# TAREFAS
1. Com base no relato, responda às perguntas seguintes:
(a) Onde se passou a noite antes do regresso ao aeródromo?
(b) Qual era o destino do voo?
(c) Que barulho se sobrepõe ao do motor durante a chuva?
2. Transcreva do relato, sem alterações, o trecho que começa em "E pronto. Pernoitámos" e termina em "vai voar, enfim….".

# EXCERTO DO RELATO
====================
E pronto. Pernoitámos num hotel em Santarém e no dia seguinte regressámos ao aeródromo. O tempo não estava bom, tínhamos “frentes de tempo”. Esperámos no Aeródromo, entretanto conheci um personagem “sui generis”, senhor já de certa idade, cabelo completamente branco. Piloto e aficionado, de Santarém, foi-nos contando algumas fascinantes histórias de aviação. Mas acabavam (todas elas!) com a morte dos pilotos em tremendos acidentes… Para quem vai voar, enfim….

Entretanto, o tempo melhora. Metemo-nos no avião, está agora um sol intenso, deixou de chover. Por telefone, submeto o plano de voo. Descolo, destino Tires, via Tejo, descida do Tejo até Bugio, e Tires. Take off, 2000 pés, Lis Mil na frequência. Num ápice, o céu acinzenta-se e começa a chover. Já tinha voado com uns “chuviscos”, mas NUNCA desta forma. Chove tanto, que praticamente perco a visibilidade. Mas o avião comporta-se bem. Eu pensava que com tanta pressão do peso da chuva nas asas, o comportamento seria diferente… Na realidade, é rigorosamente semelhante ao de um dia sem chuva. O barulho da chuva é que se sobrepõe ao próprio barulho do motor, tal a sua intensidade.
====================
# MATERIAL EXTRAÍDO
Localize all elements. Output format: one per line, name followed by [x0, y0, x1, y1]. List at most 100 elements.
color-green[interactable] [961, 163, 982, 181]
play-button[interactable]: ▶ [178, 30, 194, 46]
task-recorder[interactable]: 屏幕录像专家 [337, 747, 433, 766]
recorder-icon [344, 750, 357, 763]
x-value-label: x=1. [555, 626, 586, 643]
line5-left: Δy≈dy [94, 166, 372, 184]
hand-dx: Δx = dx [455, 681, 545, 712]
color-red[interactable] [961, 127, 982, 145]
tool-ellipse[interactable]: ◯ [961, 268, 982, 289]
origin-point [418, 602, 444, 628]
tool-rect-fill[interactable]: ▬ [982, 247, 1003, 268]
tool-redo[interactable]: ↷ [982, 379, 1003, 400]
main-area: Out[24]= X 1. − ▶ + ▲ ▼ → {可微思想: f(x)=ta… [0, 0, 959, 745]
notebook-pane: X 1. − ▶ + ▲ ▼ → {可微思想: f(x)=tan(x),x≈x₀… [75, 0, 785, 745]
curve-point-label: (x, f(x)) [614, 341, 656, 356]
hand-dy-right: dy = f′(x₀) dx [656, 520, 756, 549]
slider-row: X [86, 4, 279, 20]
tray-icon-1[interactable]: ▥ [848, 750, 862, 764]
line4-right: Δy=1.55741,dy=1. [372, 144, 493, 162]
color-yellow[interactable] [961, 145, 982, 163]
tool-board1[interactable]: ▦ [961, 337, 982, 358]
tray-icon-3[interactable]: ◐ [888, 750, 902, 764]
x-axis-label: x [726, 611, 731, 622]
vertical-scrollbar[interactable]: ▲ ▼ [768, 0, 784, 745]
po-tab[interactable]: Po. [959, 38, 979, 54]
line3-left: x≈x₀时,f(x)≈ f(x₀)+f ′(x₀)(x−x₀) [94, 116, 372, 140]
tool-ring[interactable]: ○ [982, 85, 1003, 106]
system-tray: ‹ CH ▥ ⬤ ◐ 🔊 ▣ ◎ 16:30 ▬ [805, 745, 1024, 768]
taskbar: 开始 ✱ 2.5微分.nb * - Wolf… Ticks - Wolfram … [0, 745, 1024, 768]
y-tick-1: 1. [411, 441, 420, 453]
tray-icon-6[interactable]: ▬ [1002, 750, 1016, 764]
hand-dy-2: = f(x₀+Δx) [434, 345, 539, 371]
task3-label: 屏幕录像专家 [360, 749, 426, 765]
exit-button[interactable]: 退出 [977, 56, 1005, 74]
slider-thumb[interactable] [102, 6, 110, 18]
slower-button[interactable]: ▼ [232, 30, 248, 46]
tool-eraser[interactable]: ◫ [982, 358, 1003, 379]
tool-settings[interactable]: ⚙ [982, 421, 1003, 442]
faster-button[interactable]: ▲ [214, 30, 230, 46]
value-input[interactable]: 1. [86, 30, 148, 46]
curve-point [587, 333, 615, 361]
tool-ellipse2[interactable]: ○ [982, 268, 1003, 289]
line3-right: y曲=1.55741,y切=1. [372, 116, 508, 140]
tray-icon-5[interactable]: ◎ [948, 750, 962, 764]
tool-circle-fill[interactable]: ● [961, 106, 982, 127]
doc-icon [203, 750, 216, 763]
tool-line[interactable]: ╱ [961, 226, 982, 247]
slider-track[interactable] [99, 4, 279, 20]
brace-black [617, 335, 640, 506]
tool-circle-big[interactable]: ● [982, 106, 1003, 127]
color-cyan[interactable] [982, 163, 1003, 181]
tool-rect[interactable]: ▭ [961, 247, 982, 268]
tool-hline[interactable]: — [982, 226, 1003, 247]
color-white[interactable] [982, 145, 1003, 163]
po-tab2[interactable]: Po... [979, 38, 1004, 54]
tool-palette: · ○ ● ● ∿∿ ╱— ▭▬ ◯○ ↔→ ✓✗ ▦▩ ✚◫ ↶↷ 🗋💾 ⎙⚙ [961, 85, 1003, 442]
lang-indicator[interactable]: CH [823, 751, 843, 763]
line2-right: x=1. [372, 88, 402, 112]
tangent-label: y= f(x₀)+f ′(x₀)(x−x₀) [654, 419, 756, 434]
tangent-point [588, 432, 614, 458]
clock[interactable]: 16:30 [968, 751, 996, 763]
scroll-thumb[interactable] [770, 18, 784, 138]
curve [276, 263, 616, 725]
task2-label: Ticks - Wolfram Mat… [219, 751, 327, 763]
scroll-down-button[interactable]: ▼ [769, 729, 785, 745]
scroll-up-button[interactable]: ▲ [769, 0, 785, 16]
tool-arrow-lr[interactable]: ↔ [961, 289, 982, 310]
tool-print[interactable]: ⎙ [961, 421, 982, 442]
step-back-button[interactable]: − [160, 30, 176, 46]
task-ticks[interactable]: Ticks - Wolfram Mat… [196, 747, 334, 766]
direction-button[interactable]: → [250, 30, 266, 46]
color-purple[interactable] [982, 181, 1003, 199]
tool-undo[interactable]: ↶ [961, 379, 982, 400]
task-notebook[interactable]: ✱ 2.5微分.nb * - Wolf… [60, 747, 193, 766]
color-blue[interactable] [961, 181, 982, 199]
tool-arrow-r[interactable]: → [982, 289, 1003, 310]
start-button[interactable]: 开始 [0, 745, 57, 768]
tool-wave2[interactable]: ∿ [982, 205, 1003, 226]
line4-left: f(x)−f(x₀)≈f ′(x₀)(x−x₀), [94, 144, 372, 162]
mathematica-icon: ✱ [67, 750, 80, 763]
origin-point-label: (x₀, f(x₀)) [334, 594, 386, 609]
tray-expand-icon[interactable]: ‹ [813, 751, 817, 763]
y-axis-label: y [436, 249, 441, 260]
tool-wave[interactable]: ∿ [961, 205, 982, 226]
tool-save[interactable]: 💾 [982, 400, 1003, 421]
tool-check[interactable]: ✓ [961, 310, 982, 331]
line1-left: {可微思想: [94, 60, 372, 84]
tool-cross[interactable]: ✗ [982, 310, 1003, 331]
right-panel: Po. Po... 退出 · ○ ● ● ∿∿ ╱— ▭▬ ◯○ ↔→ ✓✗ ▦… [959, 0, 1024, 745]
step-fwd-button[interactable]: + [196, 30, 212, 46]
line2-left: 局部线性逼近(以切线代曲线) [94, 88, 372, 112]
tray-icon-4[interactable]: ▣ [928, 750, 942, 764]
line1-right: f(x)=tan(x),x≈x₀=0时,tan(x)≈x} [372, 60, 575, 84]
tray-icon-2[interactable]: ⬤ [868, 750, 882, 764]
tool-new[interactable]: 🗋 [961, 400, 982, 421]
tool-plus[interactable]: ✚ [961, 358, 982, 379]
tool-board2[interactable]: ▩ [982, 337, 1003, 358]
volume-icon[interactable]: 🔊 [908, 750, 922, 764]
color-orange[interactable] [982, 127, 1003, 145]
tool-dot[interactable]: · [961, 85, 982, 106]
====================
# RESPOSTAS
1.
(a) Num hotel em Santarém.
(b) Tires.
(c) O barulho da chuva.

2.
E pronto. Pernoitámos num hotel em Santarém e no dia seguinte regressámos ao aeródromo. O tempo não estava bom, tínhamos “frentes de tempo”. Esperámos no Aeródromo, entretanto conheci um personagem “sui generis”, senhor já de certa idade, cabelo completamente branco. Piloto e aficionado, de Santarém, foi-nos contando algumas fascinantes histórias de aviação. Mas acabavam (todas elas!) com a morte dos pilotos em tremendos acidentes… Para quem vai voar, enfim….